**RECORDS FOR THIS EXERCISE**

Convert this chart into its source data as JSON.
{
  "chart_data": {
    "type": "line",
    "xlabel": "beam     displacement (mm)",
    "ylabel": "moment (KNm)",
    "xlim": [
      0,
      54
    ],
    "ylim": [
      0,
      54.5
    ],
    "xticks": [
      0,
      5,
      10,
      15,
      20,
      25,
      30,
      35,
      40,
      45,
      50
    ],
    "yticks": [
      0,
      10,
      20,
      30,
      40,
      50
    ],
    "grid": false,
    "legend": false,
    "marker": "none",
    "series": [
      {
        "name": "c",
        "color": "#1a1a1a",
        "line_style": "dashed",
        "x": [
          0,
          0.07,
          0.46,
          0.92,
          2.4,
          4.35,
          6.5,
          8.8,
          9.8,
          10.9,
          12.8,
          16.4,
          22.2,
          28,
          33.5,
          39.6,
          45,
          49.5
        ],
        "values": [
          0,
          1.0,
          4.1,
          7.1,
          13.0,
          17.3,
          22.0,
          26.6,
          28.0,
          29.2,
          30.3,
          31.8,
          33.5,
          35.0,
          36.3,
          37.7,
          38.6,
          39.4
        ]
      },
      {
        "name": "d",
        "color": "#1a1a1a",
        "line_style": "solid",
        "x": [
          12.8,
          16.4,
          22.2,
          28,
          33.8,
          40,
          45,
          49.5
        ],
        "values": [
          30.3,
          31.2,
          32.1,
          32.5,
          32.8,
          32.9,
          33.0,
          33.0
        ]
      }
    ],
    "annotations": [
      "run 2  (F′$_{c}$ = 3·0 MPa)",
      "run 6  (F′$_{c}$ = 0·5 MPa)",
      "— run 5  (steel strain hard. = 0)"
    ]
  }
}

**TASK BRIEF**
Quote the listing in full, please, keeping every line exact.

**COMPLETE OUTPUT**
Convert this chart into its source data as JSON.
{
  "chart_data": {
    "type": "line",
    "xlabel": "beam     displacement (mm)",
    "ylabel": "moment (KNm)",
    "xlim": [
      0,
      54
    ],
    "ylim": [
      0,
      54.5
    ],
    "xticks": [
      0,
      5,
      10,
      15,
      20,
      25,
      30,
      35,
      40,
      45,
      50
    ],
    "yticks": [
      0,
      10,
      20,
      30,
      40,
      50
    ],
    "grid": false,
    "legend": false,
    "marker": "none",
    "series": [
      {
        "name": "c",
        "color": "#1a1a1a",
        "line_style": "dashed",
        "x": [
          0,
          0.07,
          0.46,
          0.92,
          2.4,
          4.35,
          6.5,
          8.8,
          9.8,
          10.9,
          12.8,
          16.4,
          22.2,
          28,
          33.5,
          39.6,
          45,
          49.5
        ],
        "values": [
          0,
          1.0,
          4.1,
          7.1,
          13.0,
          17.3,
          22.0,
          26.6,
          28.0,
          29.2,
          30.3,
          31.8,
          33.5,
          35.0,
          36.3,
          37.7,
          38.6,
          39.4
        ]
      },
      {
        "name": "d",
        "color": "#1a1a1a",
        "line_style": "solid",
        "x": [
          12.8,
          16.4,
          22.2,
          28,
          33.8,
          40,
          45,
          49.5
        ],
        "values": [
          30.3,
          31.2,
          32.1,
          32.5,
          32.8,
          32.9,
          33.0,
          33.0
        ]
      }
    ],
    "annotations": [
      "run 2  (F′$_{c}$ = 3·0 MPa)",
      "run 6  (F′$_{c}$ = 0·5 MPa)",
      "— run 5  (steel strain hard. = 0)"
    ]
  }
}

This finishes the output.